**Instructions for the task**
Locate every line in the records below that holds the word "如甲国不履行世贸组织的裁决" and return each one.

# Start of Given data

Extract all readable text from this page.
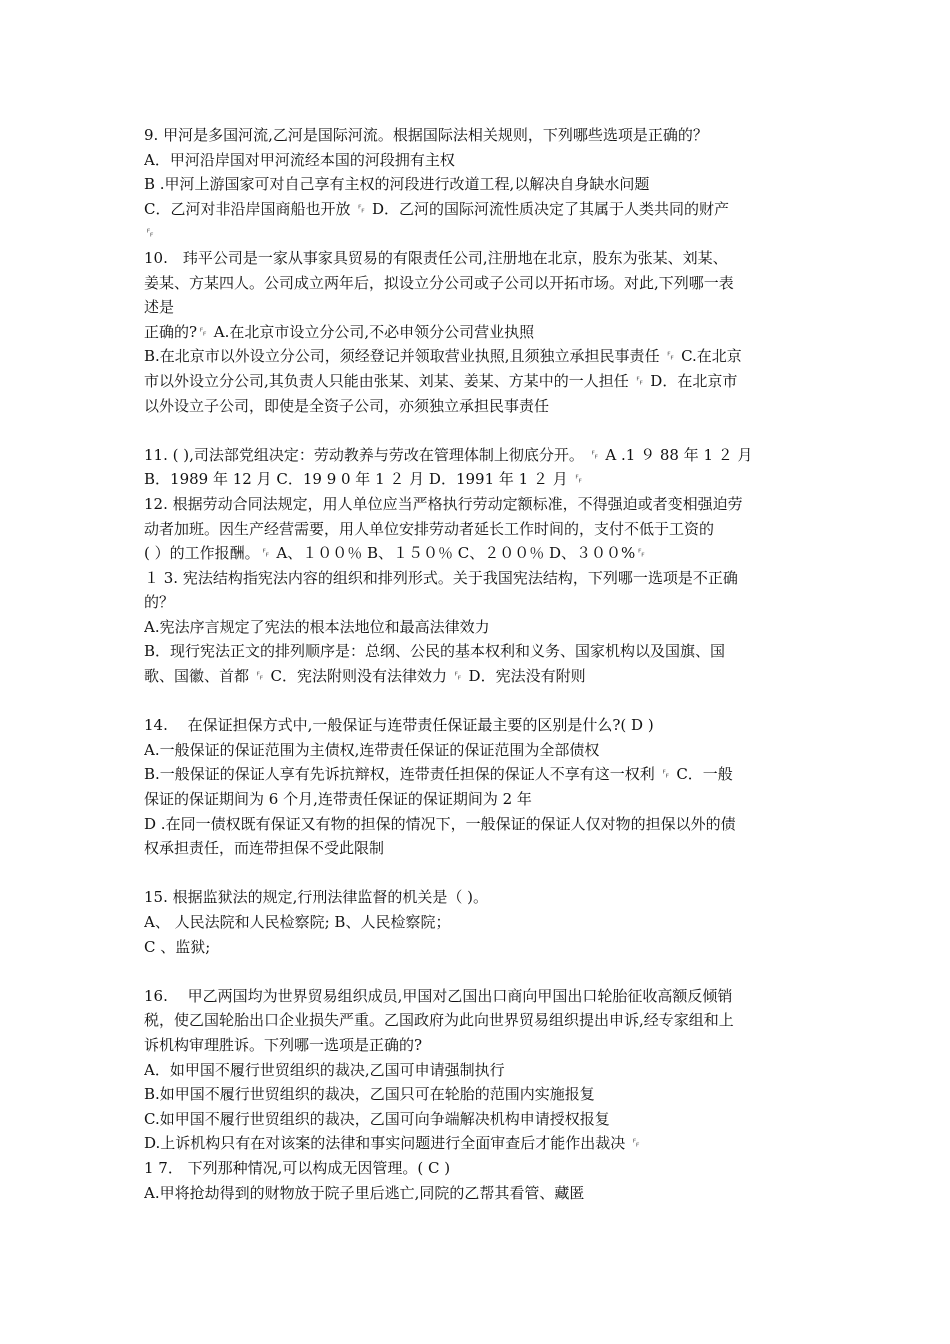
9. 甲河是多国河流,乙河是国际河流。根据国际法相关规则，下列哪些选项是正确的？
A．甲河沿岸国对甲河流经本国的河段拥有主权
B .甲河上游国家可对自己享有主权的河段进行改道工程,以解决自身缺水问题
C．乙河对非沿岸国商船也开放 ␌ D．乙河的国际河流性质决定了其属于人类共同的财产
␌
10.　玮平公司是一家从事家具贸易的有限责任公司,注册地在北京，股东为张某、刘某、
姜某、方某四人。公司成立两年后，拟设立分公司或子公司以开拓市场。对此,下列哪一表
述是
正确的?␌ A.在北京市设立分公司,不必申领分公司营业执照
B.在北京市以外设立分公司，须经登记并领取营业执照,且须独立承担民事责任 ␌ C.在北京
市以外设立分公司,其负责人只能由张某、刘某、姜某、方某中的一人担任 ␌ D．在北京市
以外设立子公司，即使是全资子公司，亦须独立承担民事责任
11. ( ),司法部党组决定：劳动教养与劳改在管理体制上彻底分开。 ␌ A .1 ９ 88 年 1 ２ 月
B．1989 年 12 月 C．19 9 0 年 1 ２ 月 D．1991 年 1 ２ 月 ␌
12. 根据劳动合同法规定，用人单位应当严格执行劳动定额标准，不得强迫或者变相强迫劳
动者加班。因生产经营需要，用人单位安排劳动者延长工作时间的，支付不低于工资的
( ）的工作报酬。␌ A、１００％ B、１５０％ C、２００％ D、３００%␌
１ 3. 宪法结构指宪法内容的组织和排列形式。关于我国宪法结构，下列哪一选项是不正确
的？
A.宪法序言规定了宪法的根本法地位和最高法律效力
B．现行宪法正文的排列顺序是：总纲、公民的基本权利和义务、国家机构以及国旗、国
歌、国徽、首都 ␌ C．宪法附则没有法律效力 ␌ D．宪法没有附则
14.　 在保证担保方式中,一般保证与连带责任保证最主要的区别是什么?( D )
A.一般保证的保证范围为主债权,连带责任保证的保证范围为全部债权
B.一般保证的保证人享有先诉抗辩权，连带责任担保的保证人不享有这一权利 ␌ C．一般
保证的保证期间为 6 个月,连带责任保证的保证期间为 2 年
D .在同一债权既有保证又有物的担保的情况下，一般保证的保证人仅对物的担保以外的债
权承担责任，而连带担保不受此限制
15. 根据监狱法的规定,行刑法律监督的机关是（ )。
A、 人民法院和人民检察院; B、人民检察院；
C 、监狱;
16.　 甲乙两国均为世界贸易组织成员,甲国对乙国出口商向甲国出口轮胎征收高额反倾销
税，使乙国轮胎出口企业损失严重。乙国政府为此向世界贸易组织提出申诉,经专家组和上
诉机构审理胜诉。下列哪一选项是正确的?
A．如甲国不履行世贸组织的裁决,乙国可申请强制执行
B.如甲国不履行世贸组织的裁决，乙国只可在轮胎的范围内实施报复
C.如甲国不履行世贸组织的裁决，乙国可向争端解决机构申请授权报复
D.上诉机构只有在对该案的法律和事实问题进行全面审查后才能作出裁决 ␌
1 7． 下列那种情况,可以构成无因管理。( C )
A.甲将抢劫得到的财物放于院子里后逃亡,同院的乙帮其看管、藏匿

# End of Given data

**Response to the task**
A．如甲国不履行世贸组织的裁决,乙国可申请强制执行
B.如甲国不履行世贸组织的裁决，乙国只可在轮胎的范围内实施报复
C.如甲国不履行世贸组织的裁决，乙国可向争端解决机构申请授权报复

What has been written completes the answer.